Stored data
== == ==
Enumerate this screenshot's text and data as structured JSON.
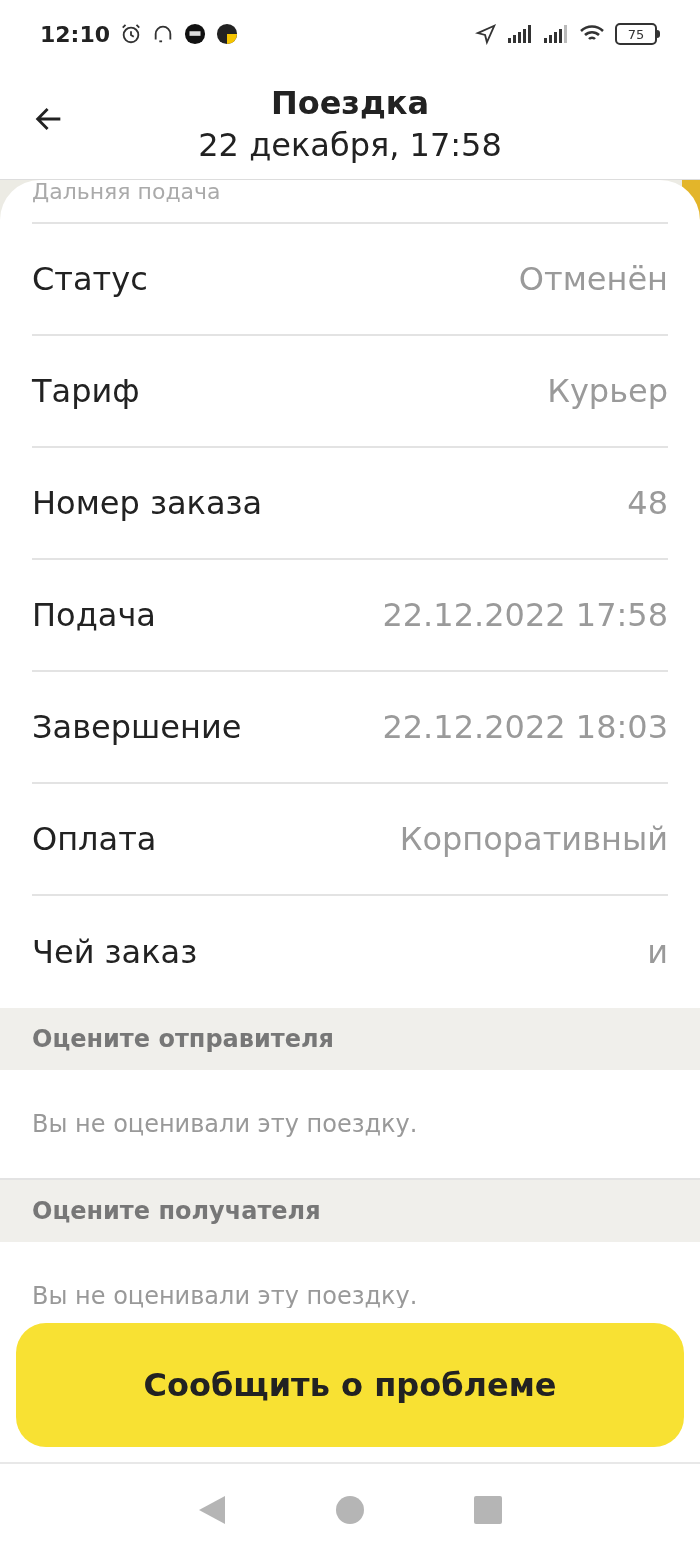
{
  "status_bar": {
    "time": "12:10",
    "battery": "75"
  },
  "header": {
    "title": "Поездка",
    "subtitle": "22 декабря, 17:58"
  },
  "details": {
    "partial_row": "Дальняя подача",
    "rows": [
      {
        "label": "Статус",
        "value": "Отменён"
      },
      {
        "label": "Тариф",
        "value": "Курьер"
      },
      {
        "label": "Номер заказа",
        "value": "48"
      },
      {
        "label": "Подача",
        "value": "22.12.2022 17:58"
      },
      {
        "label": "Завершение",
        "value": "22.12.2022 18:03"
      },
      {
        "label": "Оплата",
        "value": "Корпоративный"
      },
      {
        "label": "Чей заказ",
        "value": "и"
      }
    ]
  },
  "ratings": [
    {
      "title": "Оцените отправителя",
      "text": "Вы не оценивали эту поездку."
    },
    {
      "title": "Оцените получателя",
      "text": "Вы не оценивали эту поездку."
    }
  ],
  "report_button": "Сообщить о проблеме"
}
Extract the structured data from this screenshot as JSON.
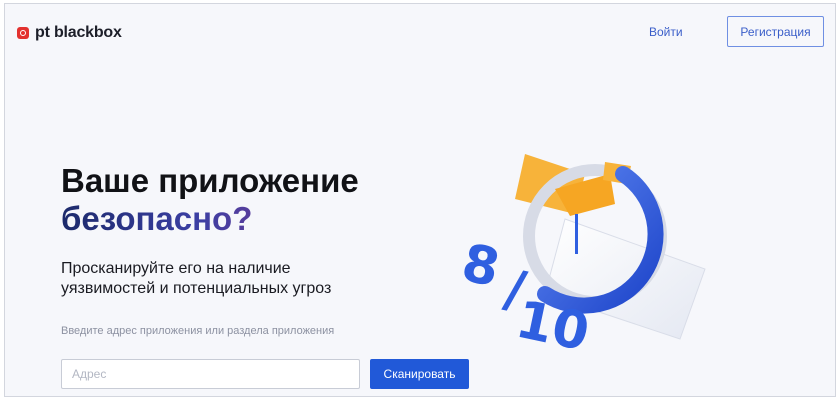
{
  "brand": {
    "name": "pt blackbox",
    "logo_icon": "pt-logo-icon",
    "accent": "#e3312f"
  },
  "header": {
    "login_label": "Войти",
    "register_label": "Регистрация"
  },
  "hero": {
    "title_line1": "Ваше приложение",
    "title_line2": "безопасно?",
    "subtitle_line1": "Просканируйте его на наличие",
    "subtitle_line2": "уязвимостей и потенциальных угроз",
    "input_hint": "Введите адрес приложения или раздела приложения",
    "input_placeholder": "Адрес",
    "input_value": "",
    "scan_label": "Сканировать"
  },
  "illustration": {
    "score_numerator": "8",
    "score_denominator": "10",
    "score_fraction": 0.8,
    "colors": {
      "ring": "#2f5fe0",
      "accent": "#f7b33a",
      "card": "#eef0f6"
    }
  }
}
== == ==
Retype verbatim only the lines beginning with the line that contains "Extract the structured" and ending with the last line of the listing above; pictures are to be excluded.

Extract the structured data from this screenshot as JSON.
{
  "brand": {
    "name": "pt blackbox",
    "logo_icon": "pt-logo-icon",
    "accent": "#e3312f"
  },
  "header": {
    "login_label": "Войти",
    "register_label": "Регистрация"
  },
  "hero": {
    "title_line1": "Ваше приложение",
    "title_line2": "безопасно?",
    "subtitle_line1": "Просканируйте его на наличие",
    "subtitle_line2": "уязвимостей и потенциальных угроз",
    "input_hint": "Введите адрес приложения или раздела приложения",
    "input_placeholder": "Адрес",
    "input_value": "",
    "scan_label": "Сканировать"
  },
  "illustration": {
    "score_numerator": "8",
    "score_denominator": "10",
    "score_fraction": 0.8,
    "colors": {
      "ring": "#2f5fe0",
      "accent": "#f7b33a",
      "card": "#eef0f6"
    }
  }
}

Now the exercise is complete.